● **Stated goal 1**: Pull out every line in the listing that contains the string "Suède", and copy those lines. Case counts.

C. The applicable standard of review
[41] The only issue for determination on the merits of this application is whether the Chairperson erred in refusing to dismiss the Applicant’s disciplinary charge based on the five-week delay between the charge being laid and his first appearance. The Respondent argues that the presumptive standard of review, reasonableness, applies to this issue.
[42] Reasonableness is a robust form of review that considers whether an administrative decision is transparent, intelligible, and justified: Canada (Minister of Citizenship and Immigration) v Vavilov, 2019 SCC 65 at paras 12–13, 15, 99 [Vavilov]. A reasonable decision is based on an internally coherent and rational chain of analysis and is justified in relation to the facts and law that constrain the decision-maker: Vavilov at para 85.
[43] The Applicant did not make any submissions regarding standard of review, but he argued that the Chairperson’s decision refusing to dismiss his charge for delay amounted to an abuse of process. Abuse of process in administrative proceedings engages issues of procedural fairness: Law Society of Saskatchewan v Abrametz, 2022 SCC 29 at para 38 [Abrametz]; Blencoe v British Columbia (Human Rights Commission), 2000 SCC 44 at paras 105–107, 121 [Blencoe].
[44] Where breaches of procedural fairness are alleged, no standard of review is applied, but the Court’s reviewing exercise is “best reflected on a correctness standard”
: Canadian Hardwood Plywood and Veneer Association v Canada (Attorney General), 2023 FCA 74 at para 57; Canadian Pacific Railway Company v Canada (Attorney General), 2018 FCA 69 at para 54 [CPR]. When assessing whether procedural fairness was met, a reviewing court must ask whether the “procedure was fair having regard to all of the circumstances”
: CPR at para 54.
[45] There is a divergence in the Court’s jurisprudence concerning “whether the correctness standard applies in circumstances where the Court is reviewing an administrative decision-maker’s own analysis and conclusions as to whether a particular procedure was fair”
: Rodas Tejeda v Canada (Citizenship and Immigration), 2025 FC 215 at para 48 [Rodas Tejeda]. The question in Rodas Tejeda was whether the decision-maker erred in concluding that the delay in that case did not amount to an abuse of process.

● **Stated goal 2**: Continue the court's discussion of the standard of review above from the point where it stops.

● **Supplied data**:

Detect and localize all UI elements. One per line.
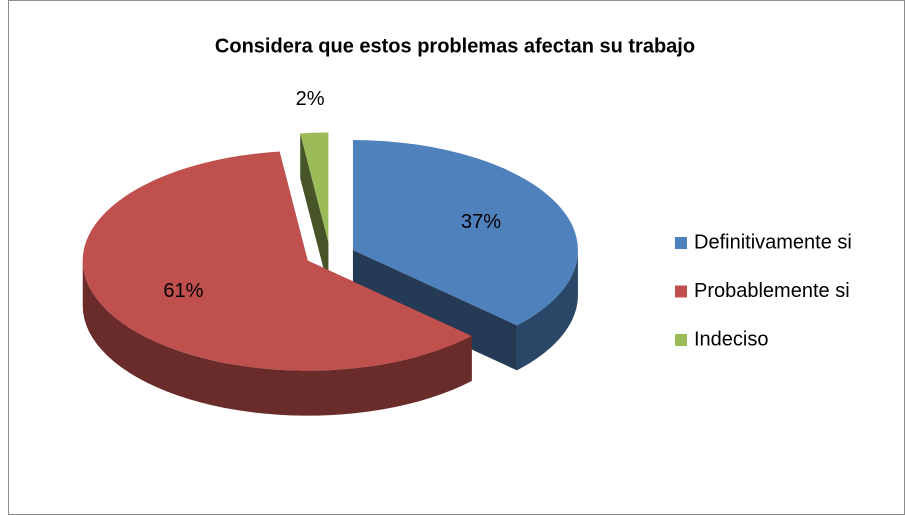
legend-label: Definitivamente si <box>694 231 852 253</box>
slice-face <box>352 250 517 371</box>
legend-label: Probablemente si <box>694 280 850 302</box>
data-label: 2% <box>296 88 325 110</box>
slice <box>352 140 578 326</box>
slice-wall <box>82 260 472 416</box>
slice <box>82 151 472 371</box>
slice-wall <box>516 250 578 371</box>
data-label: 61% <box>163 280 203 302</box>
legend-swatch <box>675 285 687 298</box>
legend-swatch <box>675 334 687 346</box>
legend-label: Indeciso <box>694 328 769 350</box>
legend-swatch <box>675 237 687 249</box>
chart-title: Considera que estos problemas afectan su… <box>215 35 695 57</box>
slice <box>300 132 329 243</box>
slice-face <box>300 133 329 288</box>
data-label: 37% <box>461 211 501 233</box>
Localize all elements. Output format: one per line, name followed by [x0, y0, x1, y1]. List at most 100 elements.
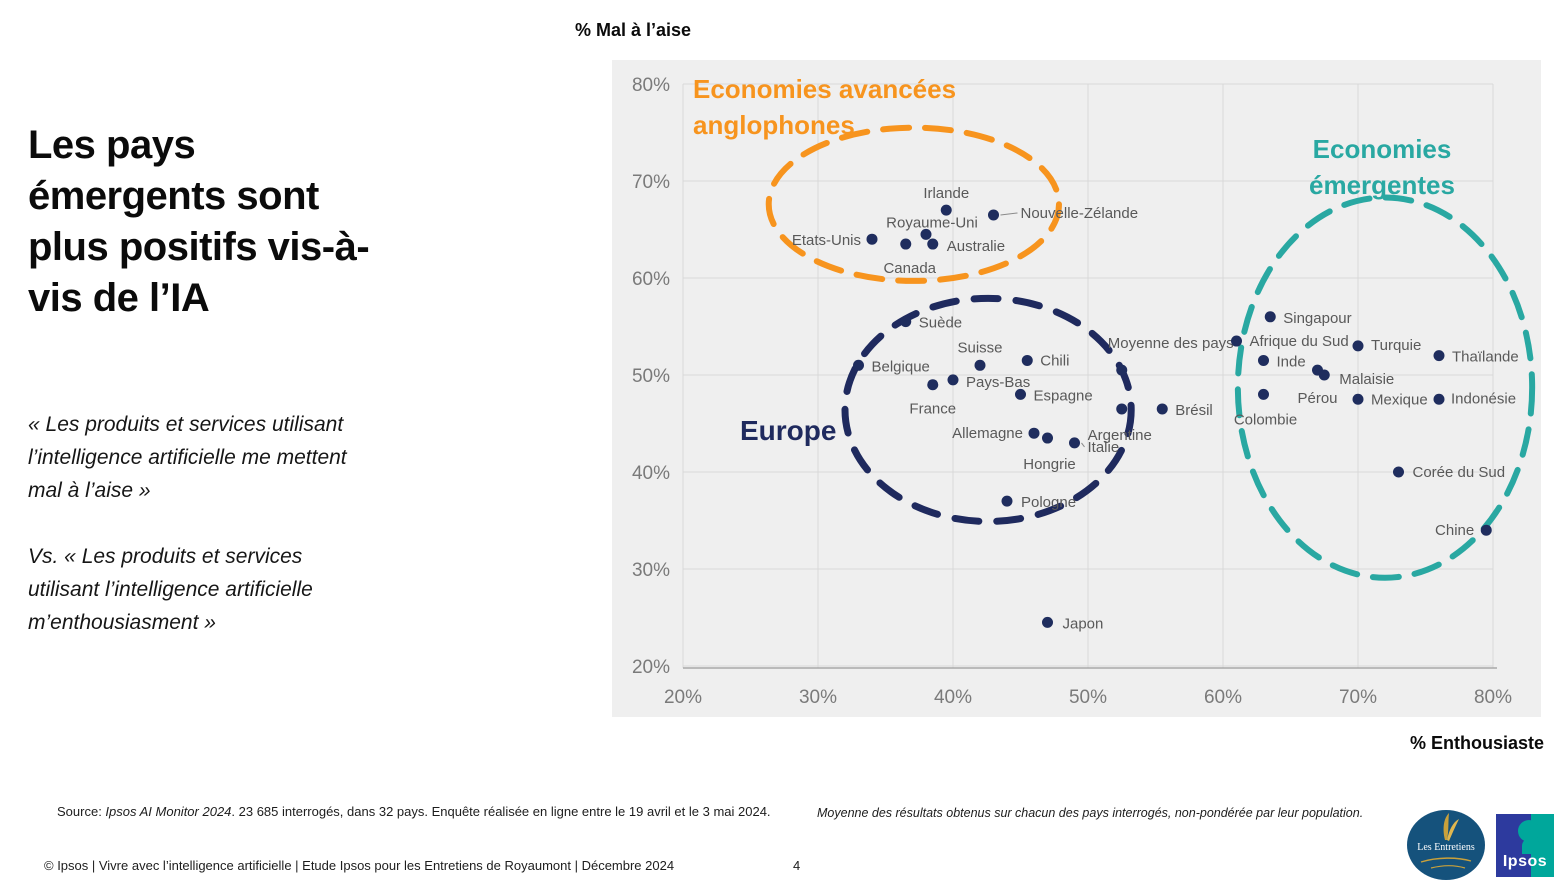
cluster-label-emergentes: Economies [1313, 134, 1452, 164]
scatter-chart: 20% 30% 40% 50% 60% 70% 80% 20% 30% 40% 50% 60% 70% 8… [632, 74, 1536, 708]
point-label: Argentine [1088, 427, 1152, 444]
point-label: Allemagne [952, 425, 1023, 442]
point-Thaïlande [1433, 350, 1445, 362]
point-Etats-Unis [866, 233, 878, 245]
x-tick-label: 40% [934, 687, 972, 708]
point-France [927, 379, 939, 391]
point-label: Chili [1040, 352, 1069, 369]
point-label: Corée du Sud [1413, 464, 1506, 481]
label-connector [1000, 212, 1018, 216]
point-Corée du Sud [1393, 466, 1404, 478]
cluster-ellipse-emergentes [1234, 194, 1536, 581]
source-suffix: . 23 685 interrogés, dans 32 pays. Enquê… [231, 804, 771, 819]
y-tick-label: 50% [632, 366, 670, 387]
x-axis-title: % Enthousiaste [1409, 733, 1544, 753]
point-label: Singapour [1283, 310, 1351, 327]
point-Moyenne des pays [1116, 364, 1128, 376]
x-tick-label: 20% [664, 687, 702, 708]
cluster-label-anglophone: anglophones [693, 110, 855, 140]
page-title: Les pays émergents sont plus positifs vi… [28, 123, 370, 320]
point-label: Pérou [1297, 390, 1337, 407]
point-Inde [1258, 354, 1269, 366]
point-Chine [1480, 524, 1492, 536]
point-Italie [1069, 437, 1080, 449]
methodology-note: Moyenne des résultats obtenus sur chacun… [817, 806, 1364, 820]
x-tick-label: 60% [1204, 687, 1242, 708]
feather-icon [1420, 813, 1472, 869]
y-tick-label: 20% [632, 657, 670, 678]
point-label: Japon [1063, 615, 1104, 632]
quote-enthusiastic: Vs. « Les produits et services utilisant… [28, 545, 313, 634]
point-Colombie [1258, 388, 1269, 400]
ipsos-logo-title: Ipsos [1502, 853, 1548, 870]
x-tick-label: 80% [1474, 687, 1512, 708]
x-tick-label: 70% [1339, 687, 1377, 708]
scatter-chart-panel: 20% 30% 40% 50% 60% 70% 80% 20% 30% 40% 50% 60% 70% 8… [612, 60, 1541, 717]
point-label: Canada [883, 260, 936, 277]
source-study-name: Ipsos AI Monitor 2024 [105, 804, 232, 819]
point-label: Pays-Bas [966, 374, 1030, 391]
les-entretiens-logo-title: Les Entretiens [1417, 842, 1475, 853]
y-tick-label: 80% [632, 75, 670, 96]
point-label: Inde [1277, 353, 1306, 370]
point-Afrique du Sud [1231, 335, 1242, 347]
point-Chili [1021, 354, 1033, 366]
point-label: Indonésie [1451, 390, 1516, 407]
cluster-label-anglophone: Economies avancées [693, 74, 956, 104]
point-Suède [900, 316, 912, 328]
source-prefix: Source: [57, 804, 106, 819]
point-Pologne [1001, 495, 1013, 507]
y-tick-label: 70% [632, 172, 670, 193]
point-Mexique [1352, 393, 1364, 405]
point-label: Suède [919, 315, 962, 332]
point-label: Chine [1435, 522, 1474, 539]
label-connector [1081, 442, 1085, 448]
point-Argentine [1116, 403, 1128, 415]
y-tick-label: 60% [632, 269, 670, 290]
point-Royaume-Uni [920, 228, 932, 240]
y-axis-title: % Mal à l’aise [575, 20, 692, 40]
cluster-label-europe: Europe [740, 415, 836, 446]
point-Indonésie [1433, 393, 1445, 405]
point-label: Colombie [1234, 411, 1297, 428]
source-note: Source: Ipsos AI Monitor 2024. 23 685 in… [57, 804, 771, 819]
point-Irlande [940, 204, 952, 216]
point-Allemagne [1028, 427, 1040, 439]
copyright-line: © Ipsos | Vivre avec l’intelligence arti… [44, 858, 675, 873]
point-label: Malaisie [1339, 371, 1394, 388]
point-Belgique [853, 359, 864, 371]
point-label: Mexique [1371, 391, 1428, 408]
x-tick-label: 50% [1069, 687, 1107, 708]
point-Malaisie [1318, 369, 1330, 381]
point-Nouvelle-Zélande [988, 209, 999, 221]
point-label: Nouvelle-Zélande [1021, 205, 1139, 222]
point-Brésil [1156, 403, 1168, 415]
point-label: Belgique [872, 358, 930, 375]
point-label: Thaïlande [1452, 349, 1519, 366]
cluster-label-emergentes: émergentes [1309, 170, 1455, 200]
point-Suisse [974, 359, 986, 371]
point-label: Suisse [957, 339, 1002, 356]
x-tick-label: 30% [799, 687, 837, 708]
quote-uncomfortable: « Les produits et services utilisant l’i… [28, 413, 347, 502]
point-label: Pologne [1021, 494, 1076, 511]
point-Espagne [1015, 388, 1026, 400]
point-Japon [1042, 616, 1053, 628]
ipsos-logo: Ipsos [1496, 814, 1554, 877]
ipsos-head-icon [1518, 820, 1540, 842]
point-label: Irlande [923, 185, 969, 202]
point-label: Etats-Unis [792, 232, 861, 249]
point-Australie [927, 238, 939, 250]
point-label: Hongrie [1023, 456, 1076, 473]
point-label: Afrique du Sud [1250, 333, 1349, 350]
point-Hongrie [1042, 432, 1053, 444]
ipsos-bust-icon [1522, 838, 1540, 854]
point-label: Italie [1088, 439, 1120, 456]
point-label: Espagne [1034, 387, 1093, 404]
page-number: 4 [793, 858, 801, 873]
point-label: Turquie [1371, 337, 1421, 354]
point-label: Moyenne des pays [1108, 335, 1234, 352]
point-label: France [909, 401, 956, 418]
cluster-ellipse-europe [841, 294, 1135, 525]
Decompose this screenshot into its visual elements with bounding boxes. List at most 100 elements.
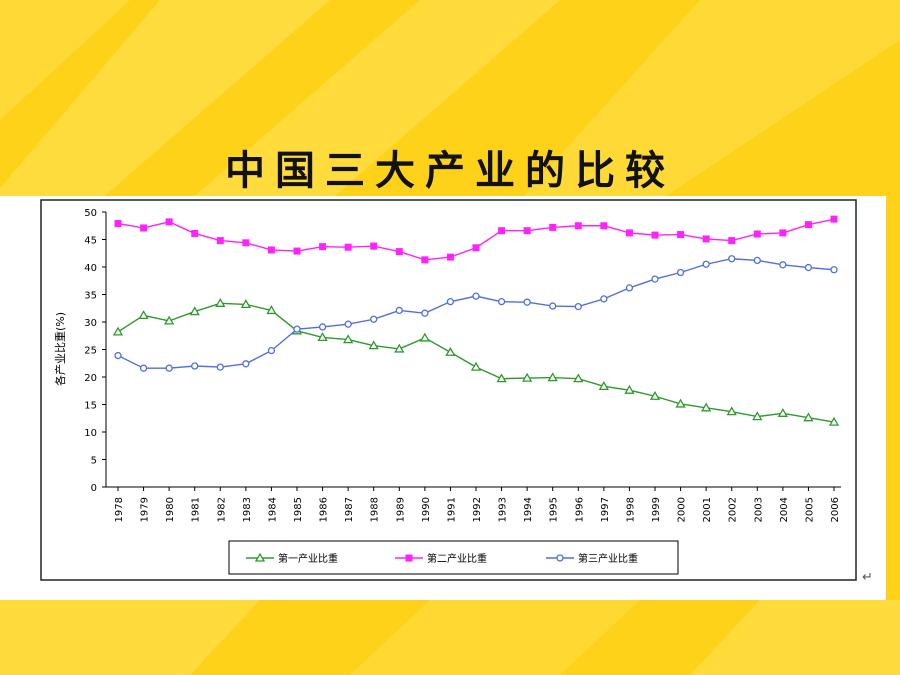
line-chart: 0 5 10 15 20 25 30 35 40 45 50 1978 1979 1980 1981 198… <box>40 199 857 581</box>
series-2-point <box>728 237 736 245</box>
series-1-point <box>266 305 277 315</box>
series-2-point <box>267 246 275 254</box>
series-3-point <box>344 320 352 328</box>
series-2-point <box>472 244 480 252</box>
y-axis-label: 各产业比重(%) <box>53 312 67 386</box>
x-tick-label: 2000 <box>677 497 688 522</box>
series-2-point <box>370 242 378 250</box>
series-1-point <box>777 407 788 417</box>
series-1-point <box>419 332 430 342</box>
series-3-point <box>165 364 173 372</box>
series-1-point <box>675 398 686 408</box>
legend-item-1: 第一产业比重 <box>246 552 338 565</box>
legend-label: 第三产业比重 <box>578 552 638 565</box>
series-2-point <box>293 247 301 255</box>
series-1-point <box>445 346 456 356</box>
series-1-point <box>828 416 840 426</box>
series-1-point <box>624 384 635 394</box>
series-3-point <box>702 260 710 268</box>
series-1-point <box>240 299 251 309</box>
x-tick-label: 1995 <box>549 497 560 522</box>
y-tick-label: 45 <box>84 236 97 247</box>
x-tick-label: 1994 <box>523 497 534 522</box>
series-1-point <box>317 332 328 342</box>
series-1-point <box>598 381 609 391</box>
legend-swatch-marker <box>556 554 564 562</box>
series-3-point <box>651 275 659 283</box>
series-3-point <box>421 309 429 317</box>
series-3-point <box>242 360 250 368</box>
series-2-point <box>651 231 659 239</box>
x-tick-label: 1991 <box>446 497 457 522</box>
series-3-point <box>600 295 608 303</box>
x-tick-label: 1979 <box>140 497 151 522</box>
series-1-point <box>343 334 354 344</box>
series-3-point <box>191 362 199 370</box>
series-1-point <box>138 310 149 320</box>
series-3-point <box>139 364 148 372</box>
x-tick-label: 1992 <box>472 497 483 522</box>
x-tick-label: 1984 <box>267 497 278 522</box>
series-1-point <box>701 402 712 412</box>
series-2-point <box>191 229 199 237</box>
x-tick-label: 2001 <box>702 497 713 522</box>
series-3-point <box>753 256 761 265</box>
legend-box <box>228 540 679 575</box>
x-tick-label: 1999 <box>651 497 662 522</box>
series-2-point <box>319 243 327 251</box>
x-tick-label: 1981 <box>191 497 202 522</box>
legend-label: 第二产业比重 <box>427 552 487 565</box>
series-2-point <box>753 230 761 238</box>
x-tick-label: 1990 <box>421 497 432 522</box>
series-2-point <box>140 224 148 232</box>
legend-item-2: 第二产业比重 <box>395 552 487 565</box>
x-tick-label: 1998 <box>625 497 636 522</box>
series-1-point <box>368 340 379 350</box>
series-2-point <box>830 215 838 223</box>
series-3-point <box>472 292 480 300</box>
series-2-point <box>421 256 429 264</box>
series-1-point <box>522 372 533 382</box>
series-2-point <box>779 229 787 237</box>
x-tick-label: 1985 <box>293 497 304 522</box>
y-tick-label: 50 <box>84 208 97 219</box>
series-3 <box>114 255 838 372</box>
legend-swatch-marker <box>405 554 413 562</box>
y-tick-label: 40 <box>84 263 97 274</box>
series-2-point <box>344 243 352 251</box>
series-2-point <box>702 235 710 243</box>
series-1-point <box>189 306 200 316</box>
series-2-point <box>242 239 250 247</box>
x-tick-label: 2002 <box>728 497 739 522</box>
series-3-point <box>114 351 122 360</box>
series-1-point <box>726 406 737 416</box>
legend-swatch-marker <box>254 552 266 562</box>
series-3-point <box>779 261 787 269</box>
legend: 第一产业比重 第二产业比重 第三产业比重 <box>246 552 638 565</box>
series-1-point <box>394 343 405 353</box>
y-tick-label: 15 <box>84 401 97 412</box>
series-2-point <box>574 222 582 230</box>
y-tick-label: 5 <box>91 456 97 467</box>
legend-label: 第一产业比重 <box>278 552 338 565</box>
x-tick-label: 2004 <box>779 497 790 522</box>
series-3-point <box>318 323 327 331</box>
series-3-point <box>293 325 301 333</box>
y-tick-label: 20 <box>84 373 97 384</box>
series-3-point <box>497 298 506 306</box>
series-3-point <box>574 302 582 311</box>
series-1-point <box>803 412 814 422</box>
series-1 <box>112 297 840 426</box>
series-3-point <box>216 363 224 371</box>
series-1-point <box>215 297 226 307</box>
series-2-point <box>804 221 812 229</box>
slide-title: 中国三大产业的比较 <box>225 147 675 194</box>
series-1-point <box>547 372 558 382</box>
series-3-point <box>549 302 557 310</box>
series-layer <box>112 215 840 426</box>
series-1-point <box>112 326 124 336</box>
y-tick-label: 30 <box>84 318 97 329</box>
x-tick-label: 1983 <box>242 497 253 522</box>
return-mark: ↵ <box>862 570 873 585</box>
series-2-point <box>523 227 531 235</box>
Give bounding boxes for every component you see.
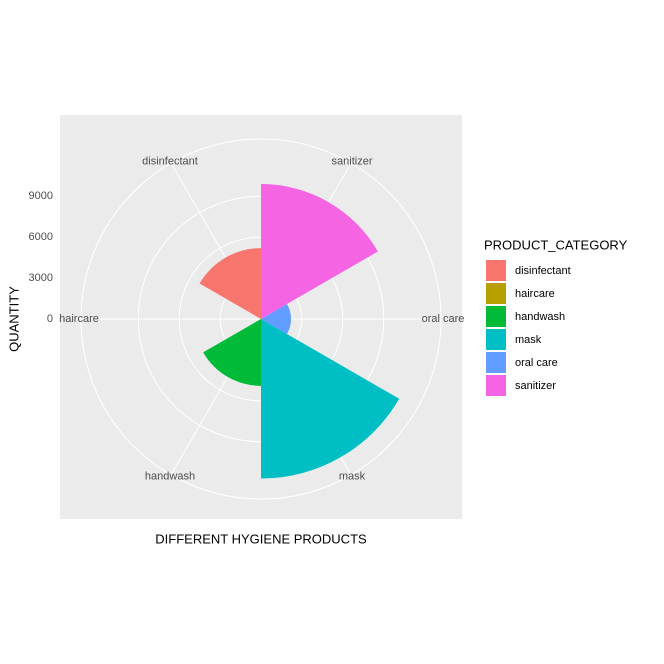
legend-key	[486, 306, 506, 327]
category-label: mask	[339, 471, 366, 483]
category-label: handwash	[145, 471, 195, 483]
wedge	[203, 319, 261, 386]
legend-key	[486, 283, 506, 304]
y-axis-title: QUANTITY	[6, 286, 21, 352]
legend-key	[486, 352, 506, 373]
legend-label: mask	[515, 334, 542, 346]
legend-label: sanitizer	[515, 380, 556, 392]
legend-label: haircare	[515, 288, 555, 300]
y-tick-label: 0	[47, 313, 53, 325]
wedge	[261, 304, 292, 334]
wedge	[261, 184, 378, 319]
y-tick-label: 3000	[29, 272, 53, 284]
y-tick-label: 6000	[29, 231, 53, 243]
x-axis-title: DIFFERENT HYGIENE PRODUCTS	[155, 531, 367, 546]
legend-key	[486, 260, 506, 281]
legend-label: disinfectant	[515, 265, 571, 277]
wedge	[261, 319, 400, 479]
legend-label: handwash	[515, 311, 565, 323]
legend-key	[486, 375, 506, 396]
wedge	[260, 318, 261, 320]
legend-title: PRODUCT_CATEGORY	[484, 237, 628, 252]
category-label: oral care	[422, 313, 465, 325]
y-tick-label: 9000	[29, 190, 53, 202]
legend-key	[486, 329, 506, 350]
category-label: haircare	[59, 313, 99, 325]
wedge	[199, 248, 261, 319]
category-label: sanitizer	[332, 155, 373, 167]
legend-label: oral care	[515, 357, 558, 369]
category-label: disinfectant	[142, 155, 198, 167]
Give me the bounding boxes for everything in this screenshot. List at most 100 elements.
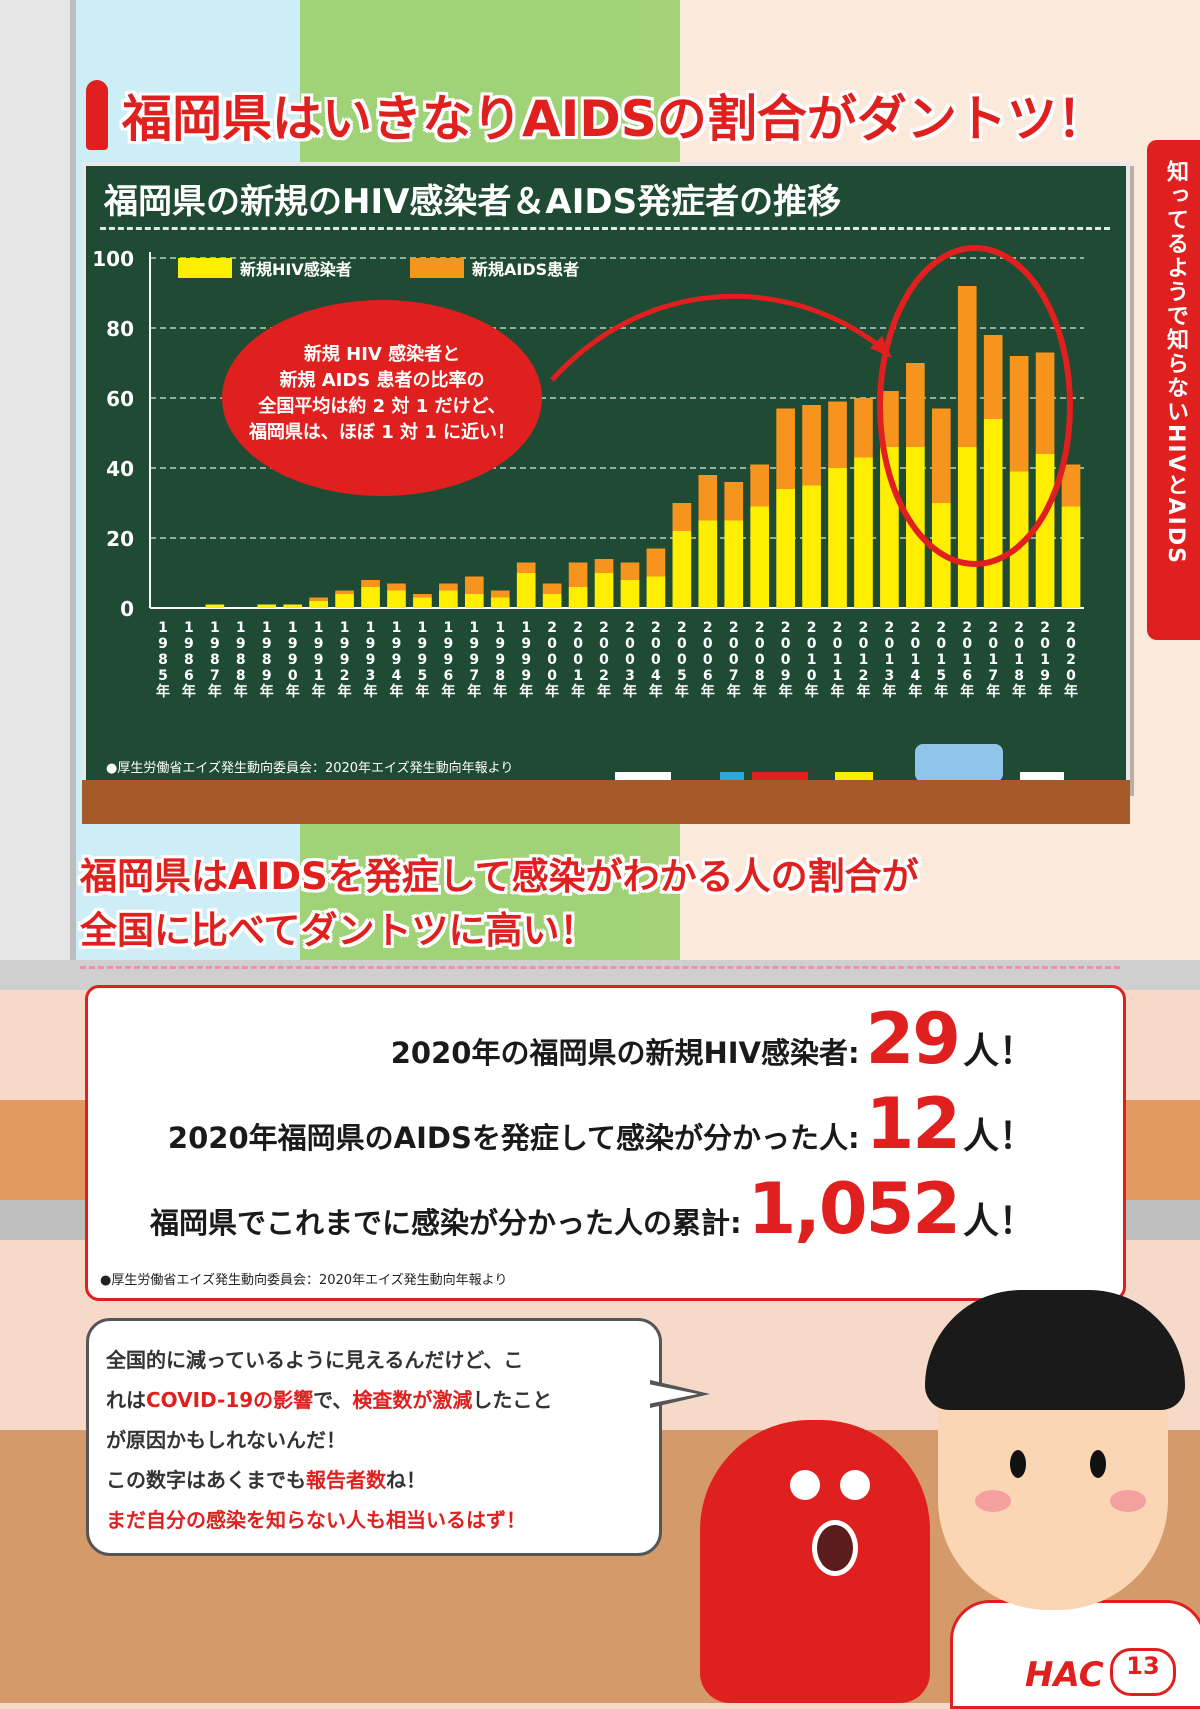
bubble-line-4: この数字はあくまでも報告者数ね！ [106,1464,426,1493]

● **Final result 1**:
point-Suède [900, 316, 912, 328]
point-label: Suède [919, 315, 962, 332]

● **Final result 2**:
[46] After canvassing the Court’s jurisprudence, Justice Southcott declined to resolve the divergence in the jurisprudence. He found that, regardless of which standard was applied, the decision-maker had erred in their assessment of the delay: Rodas Tejeda at para 59. Justice Southcott certified a question in Rodas Tejeda, and an appeal was filed. While the certified question was not about the applicable standard of review, the parties did address that issue in their respective written submissions before the Federal Court of Appeal. The appeal was heard on December 17, 2025, and the matter is currently under reserve.
[47] There is no need to await the Federal Court of Appeal’s decision in Rodas Tejeda before rendering this decision because I have determined that the Chairperson’s decision does not pass muster under either standard. The Chairperson’s failure to consider and assess the alleged delay was both procedurally unfair, and unreasonable.
D. The Chairperson’s decision falls on either standard of review
[48] As set out below, there is considerable overlap in the analysis of the Chairperson’s decision, whether viewed under the lens of procedural fairness or reasonableness. In my view, the fundamental flaw is the Chairperson’s lack of any assessment or analysis of the Applicant’s allegations that the five-week delay prejudiced the fairness of his disciplinary trial.
(1) The Chairperson’s failure to assess the delay was procedurally unfair
[49] It was incumbent on the Chairperson, as an administrative decision-maker, to assess the allegations of delay “as a corollary to their duty to act fairly”
: Abrametz at para 38. The Chairperson should have assessed the alleged delay in context, considering the relevant legislation and guidelines. Instead, the Chairperson summarily dismissed the Applicant’s delay allegations without any analysis.
[50] The starting point of an assessment of an allegation of delay in the context of a disciplinary offence under the CCRA is section 28 of the CCRR which provides as follows:
Hearings of Disciplinary Offences
|
Auditions disciplinaires
|
[…]
|
[…]
|
28 A hearing of a disciplinary offence shall take place as soon as practicable but in any event not less than three working days after the inmate receives written notice of the disciplinary charge, unless the inmate consents to a shorter period.
|
28 L’audition disciplinaire doit être tenue dès que possible, mais jamais avant l’expiration d’un délai de trois jours ouvrables après la remise au détenu de l’avis d’accusation d’infraction disciplinaire, à moins que celui-ci ne consente à un délai plus bref.
|
[Emphasis added]
|
[Non souligné dans l’original]
|
[51] This Court has accepted that, in the corrections context, the term “as soon as practicable”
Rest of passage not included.